====== The records ======
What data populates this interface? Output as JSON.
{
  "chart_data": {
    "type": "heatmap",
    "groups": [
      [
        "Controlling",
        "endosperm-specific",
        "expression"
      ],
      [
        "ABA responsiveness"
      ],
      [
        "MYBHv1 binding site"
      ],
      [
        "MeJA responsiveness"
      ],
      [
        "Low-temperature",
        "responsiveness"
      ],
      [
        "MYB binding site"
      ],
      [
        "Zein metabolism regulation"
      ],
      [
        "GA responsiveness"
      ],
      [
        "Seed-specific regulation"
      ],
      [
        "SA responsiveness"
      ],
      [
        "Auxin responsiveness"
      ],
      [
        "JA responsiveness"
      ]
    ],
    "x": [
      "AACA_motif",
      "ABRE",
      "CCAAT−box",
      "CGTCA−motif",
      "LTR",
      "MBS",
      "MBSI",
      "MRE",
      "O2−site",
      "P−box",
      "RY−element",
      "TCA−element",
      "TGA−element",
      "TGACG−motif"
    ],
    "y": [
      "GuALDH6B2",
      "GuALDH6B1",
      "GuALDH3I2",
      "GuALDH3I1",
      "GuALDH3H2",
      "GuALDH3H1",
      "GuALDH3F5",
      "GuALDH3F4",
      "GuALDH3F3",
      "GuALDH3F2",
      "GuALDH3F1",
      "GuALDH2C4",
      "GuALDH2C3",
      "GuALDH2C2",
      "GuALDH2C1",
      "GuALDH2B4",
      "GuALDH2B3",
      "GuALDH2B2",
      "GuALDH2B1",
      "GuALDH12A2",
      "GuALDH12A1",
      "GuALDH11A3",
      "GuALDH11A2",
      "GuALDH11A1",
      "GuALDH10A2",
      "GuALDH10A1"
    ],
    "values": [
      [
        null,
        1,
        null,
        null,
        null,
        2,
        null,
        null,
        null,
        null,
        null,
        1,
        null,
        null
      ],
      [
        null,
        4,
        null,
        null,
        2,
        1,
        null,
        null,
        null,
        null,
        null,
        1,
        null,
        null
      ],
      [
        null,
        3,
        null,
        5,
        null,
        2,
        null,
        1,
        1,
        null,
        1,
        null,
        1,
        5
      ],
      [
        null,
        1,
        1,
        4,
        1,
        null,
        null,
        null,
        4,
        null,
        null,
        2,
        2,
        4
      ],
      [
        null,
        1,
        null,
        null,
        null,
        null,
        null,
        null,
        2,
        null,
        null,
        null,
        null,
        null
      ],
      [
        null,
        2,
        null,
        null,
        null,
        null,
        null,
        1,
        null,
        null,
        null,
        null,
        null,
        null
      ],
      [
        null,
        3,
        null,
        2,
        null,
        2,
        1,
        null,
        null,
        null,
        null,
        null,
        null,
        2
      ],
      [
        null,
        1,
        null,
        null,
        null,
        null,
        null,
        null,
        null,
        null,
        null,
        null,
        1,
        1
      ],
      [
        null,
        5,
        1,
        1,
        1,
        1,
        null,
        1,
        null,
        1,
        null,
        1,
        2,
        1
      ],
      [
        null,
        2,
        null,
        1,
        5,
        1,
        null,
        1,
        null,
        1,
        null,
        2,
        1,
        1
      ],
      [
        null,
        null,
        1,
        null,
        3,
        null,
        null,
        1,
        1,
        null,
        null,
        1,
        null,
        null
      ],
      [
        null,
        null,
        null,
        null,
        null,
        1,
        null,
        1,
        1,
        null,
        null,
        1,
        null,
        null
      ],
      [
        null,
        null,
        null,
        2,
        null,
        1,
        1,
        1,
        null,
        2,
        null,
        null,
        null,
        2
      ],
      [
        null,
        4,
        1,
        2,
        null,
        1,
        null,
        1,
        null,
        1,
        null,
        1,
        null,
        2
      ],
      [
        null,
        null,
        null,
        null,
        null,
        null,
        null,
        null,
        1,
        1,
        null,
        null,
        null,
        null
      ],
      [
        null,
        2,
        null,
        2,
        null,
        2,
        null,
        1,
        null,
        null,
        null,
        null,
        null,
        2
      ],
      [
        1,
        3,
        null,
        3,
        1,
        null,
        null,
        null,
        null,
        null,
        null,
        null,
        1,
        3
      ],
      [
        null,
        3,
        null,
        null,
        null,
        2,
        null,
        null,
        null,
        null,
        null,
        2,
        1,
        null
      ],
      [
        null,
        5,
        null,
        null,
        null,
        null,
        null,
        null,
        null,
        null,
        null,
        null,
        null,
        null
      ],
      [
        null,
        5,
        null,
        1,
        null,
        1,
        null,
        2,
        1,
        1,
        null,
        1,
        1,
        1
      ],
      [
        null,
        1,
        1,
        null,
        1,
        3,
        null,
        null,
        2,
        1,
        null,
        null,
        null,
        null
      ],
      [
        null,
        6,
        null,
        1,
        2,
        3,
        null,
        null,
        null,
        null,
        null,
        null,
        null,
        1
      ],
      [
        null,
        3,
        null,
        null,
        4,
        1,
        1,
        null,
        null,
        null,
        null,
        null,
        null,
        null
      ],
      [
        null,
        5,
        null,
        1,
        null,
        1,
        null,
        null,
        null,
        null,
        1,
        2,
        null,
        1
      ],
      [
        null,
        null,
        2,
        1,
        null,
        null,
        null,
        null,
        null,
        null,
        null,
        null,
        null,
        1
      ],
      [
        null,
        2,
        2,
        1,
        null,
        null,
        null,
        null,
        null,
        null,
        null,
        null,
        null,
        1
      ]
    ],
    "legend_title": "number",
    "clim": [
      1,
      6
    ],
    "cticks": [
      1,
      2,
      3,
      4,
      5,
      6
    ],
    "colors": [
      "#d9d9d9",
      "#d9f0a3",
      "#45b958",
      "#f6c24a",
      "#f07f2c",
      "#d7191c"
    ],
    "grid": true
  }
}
======
» Given exercise
Transcribe the records above exactly as they appear.

» The response
What data populates this interface? Output as JSON.
{
  "chart_data": {
    "type": "heatmap",
    "groups": [
      [
        "Controlling",
        "endosperm-specific",
        "expression"
      ],
      [
        "ABA responsiveness"
      ],
      [
        "MYBHv1 binding site"
      ],
      [
        "MeJA responsiveness"
      ],
      [
        "Low-temperature",
        "responsiveness"
      ],
      [
        "MYB binding site"
      ],
      [
        "Zein metabolism regulation"
      ],
      [
        "GA responsiveness"
      ],
      [
        "Seed-specific regulation"
      ],
      [
        "SA responsiveness"
      ],
      [
        "Auxin responsiveness"
      ],
      [
        "JA responsiveness"
      ]
    ],
    "x": [
      "AACA_motif",
      "ABRE",
      "CCAAT−box",
      "CGTCA−motif",
      "LTR",
      "MBS",
      "MBSI",
      "MRE",
      "O2−site",
      "P−box",
      "RY−element",
      "TCA−element",
      "TGA−element",
      "TGACG−motif"
    ],
    "y": [
      "GuALDH6B2",
      "GuALDH6B1",
      "GuALDH3I2",
      "GuALDH3I1",
      "GuALDH3H2",
      "GuALDH3H1",
      "GuALDH3F5",
      "GuALDH3F4",
      "GuALDH3F3",
      "GuALDH3F2",
      "GuALDH3F1",
      "GuALDH2C4",
      "GuALDH2C3",
      "GuALDH2C2",
      "GuALDH2C1",
      "GuALDH2B4",
      "GuALDH2B3",
      "GuALDH2B2",
      "GuALDH2B1",
      "GuALDH12A2",
      "GuALDH12A1",
      "GuALDH11A3",
      "GuALDH11A2",
      "GuALDH11A1",
      "GuALDH10A2",
      "GuALDH10A1"
    ],
    "values": [
      [
        null,
        1,
        null,
        null,
        null,
        2,
        null,
        null,
        null,
        null,
        null,
        1,
        null,
        null
      ],
      [
        null,
        4,
        null,
        null,
        2,
        1,
        null,
        null,
        null,
        null,
        null,
        1,
        null,
        null
      ],
      [
        null,
        3,
        null,
        5,
        null,
        2,
        null,
        1,
        1,
        null,
        1,
        null,
        1,
        5
      ],
      [
        null,
        1,
        1,
        4,
        1,
        null,
        null,
        null,
        4,
        null,
        null,
        2,
        2,
        4
      ],
      [
        null,
        1,
        null,
        null,
        null,
        null,
        null,
        null,
        2,
        null,
        null,
        null,
        null,
        null
      ],
      [
        null,
        2,
        null,
        null,
        null,
        null,
        null,
        1,
        null,
        null,
        null,
        null,
        null,
        null
      ],
      [
        null,
        3,
        null,
        2,
        null,
        2,
        1,
        null,
        null,
        null,
        null,
        null,
        null,
        2
      ],
      [
        null,
        1,
        null,
        null,
        null,
        null,
        null,
        null,
        null,
        null,
        null,
        null,
        1,
        1
      ],
      [
        null,
        5,
        1,
        1,
        1,
        1,
        null,
        1,
        null,
        1,
        null,
        1,
        2,
        1
      ],
      [
        null,
        2,
        null,
        1,
        5,
        1,
        null,
        1,
        null,
        1,
        null,
        2,
        1,
        1
      ],
      [
        null,
        null,
        1,
        null,
        3,
        null,
        null,
        1,
        1,
        null,
        null,
        1,
        null,
        null
      ],
      [
        null,
        null,
        null,
        null,
        null,
        1,
        null,
        1,
        1,
        null,
        null,
        1,
        null,
        null
      ],
      [
        null,
        null,
        null,
        2,
        null,
        1,
        1,
        1,
        null,
        2,
        null,
        null,
        null,
        2
      ],
      [
        null,
        4,
        1,
        2,
        null,
        1,
        null,
        1,
        null,
        1,
        null,
        1,
        null,
        2
      ],
      [
        null,
        null,
        null,
        null,
        null,
        null,
        null,
        null,
        1,
        1,
        null,
        null,
        null,
        null
      ],
      [
        null,
        2,
        null,
        2,
        null,
        2,
        null,
        1,
        null,
        null,
        null,
        null,
        null,
        2
      ],
      [
        1,
        3,
        null,
        3,
        1,
        null,
        null,
        null,
        null,
        null,
        null,
        null,
        1,
        3
      ],
      [
        null,
        3,
        null,
        null,
        null,
        2,
        null,
        null,
        null,
        null,
        null,
        2,
        1,
        null
      ],
      [
        null,
        5,
        null,
        null,
        null,
        null,
        null,
        null,
        null,
        null,
        null,
        null,
        null,
        null
      ],
      [
        null,
        5,
        null,
        1,
        null,
        1,
        null,
        2,
        1,
        1,
        null,
        1,
        1,
        1
      ],
      [
        null,
        1,
        1,
        null,
        1,
        3,
        null,
        null,
        2,
        1,
        null,
        null,
        null,
        null
      ],
      [
        null,
        6,
        null,
        1,
        2,
        3,
        null,
        null,
        null,
        null,
        null,
        null,
        null,
        1
      ],
      [
        null,
        3,
        null,
        null,
        4,
        1,
        1,
        null,
        null,
        null,
        null,
        null,
        null,
        null
      ],
      [
        null,
        5,
        null,
        1,
        null,
        1,
        null,
        null,
        null,
        null,
        1,
        2,
        null,
        1
      ],
      [
        null,
        null,
        2,
        1,
        null,
        null,
        null,
        null,
        null,
        null,
        null,
        null,
        null,
        1
      ],
      [
        null,
        2,
        2,
        1,
        null,
        null,
        null,
        null,
        null,
        null,
        null,
        null,
        null,
        1
      ]
    ],
    "legend_title": "number",
    "clim": [
      1,
      6
    ],
    "cticks": [
      1,
      2,
      3,
      4,
      5,
      6
    ],
    "colors": [
      "#d9d9d9",
      "#d9f0a3",
      "#45b958",
      "#f6c24a",
      "#f07f2c",
      "#d7191c"
    ],
    "grid": true
  }
}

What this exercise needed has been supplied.